[Layout element entries]
------------------------------

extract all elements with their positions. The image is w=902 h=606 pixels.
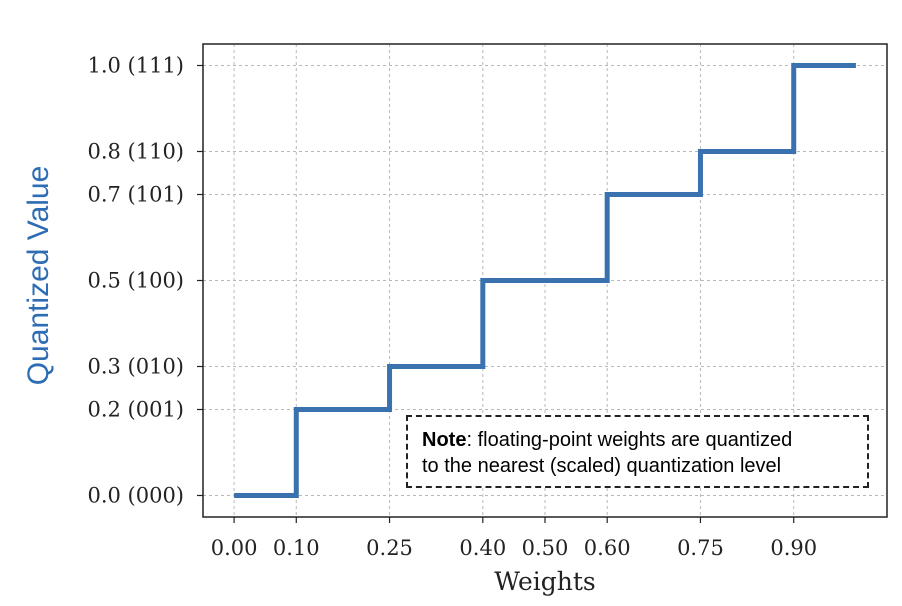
- x-tick-label-1: 0.10: [273, 536, 320, 560]
- step-line: [234, 63, 856, 498]
- y-tick-label-5: 0.8 (110): [87, 140, 184, 164]
- y-tick-label-6: 1.0 (111): [87, 54, 184, 78]
- note-line-1: Note: floating-point weights are quantiz…: [422, 427, 855, 453]
- note-bold-label: Note: [422, 429, 467, 451]
- x-tick-label-0: 0.00: [211, 536, 258, 560]
- y-tick-label-0: 0.0 (000): [87, 484, 184, 508]
- x-tick-label-5: 0.60: [584, 536, 631, 560]
- note-line-2: to the nearest (scaled) quantization lev…: [422, 455, 782, 477]
- x-tick-label-3: 0.40: [459, 536, 506, 560]
- note-annotation: Note: floating-point weights are quantiz…: [406, 415, 869, 488]
- y-axis-label: Quantized Value: [22, 166, 55, 386]
- x-tick-label-6: 0.75: [677, 536, 724, 560]
- x-axis-ticks: 0.00 0.10 0.25 0.40 0.50 0.60 0.75 0.90: [211, 517, 817, 560]
- y-tick-label-2: 0.3 (010): [87, 355, 184, 379]
- quantization-step-series: [234, 63, 856, 498]
- x-tick-label-7: 0.90: [770, 536, 817, 560]
- x-tick-label-4: 0.50: [522, 536, 569, 560]
- y-tick-label-1: 0.2 (001): [87, 398, 184, 422]
- plot-frame: [202, 43, 888, 518]
- y-tick-label-3: 0.5 (100): [87, 269, 184, 293]
- note-text-1: : floating-point weights are quantized: [466, 429, 793, 451]
- x-axis-label: Weights: [494, 567, 595, 596]
- y-tick-label-4: 0.7 (101): [87, 183, 184, 207]
- x-tick-label-2: 0.25: [366, 536, 413, 560]
- y-axis-ticks: 0.0 (000) 0.2 (001) 0.3 (010) 0.5 (100) 0.7 …: [87, 54, 203, 508]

------------------------------

▸ Goal
Rewrite every line of the entries above as a numbered list, omitting blank lines. Leave the pictures out of your answer.

▸ Finished exercise
1. extract all elements with their positions. The image is w=902 h=606 pixels.
2. - x-tick-label-1: 0.10: [273, 536, 320, 560]
3. - step-line: [234, 63, 856, 498]
4. - y-tick-label-5: 0.8 (110): [87, 140, 184, 164]
5. - y-tick-label-6: 1.0 (111): [87, 54, 184, 78]
6. - note-line-1: Note: floating-point weights are quantiz…: [422, 427, 855, 453]
7. - note-bold-label: Note: [422, 429, 467, 451]
8. - x-tick-label-0: 0.00: [211, 536, 258, 560]
9. - y-tick-label-0: 0.0 (000): [87, 484, 184, 508]
10. - x-tick-label-5: 0.60: [584, 536, 631, 560]
11. - note-line-2: to the nearest (scaled) quantization lev…: [422, 455, 782, 477]
12. - x-tick-label-3: 0.40: [459, 536, 506, 560]
13. - note-annotation: Note: floating-point weights are quantiz…: [406, 415, 869, 488]
14. - y-axis-label: Quantized Value: [22, 166, 55, 386]
15. - x-tick-label-6: 0.75: [677, 536, 724, 560]
16. - x-axis-ticks: 0.00 0.10 0.25 0.40 0.50 0.60 0.75 0.90: [211, 517, 817, 560]
17. - y-tick-label-2: 0.3 (010): [87, 355, 184, 379]
18. - quantization-step-series: [234, 63, 856, 498]
19. - x-tick-label-7: 0.90: [770, 536, 817, 560]
20. - x-tick-label-4: 0.50: [522, 536, 569, 560]
21. - y-tick-label-1: 0.2 (001): [87, 398, 184, 422]
22. - plot-frame: [202, 43, 888, 518]
23. - y-tick-label-3: 0.5 (100): [87, 269, 184, 293]
24. - note-text-1: : floating-point weights are quantized: [466, 429, 793, 451]
25. - x-axis-label: Weights: [494, 567, 595, 596]
26. - y-tick-label-4: 0.7 (101): [87, 183, 184, 207]
27. - x-tick-label-2: 0.25: [366, 536, 413, 560]
28. - y-axis-ticks: 0.0 (000) 0.2 (001) 0.3 (010) 0.5 (100) 0.7 …: [87, 54, 203, 508]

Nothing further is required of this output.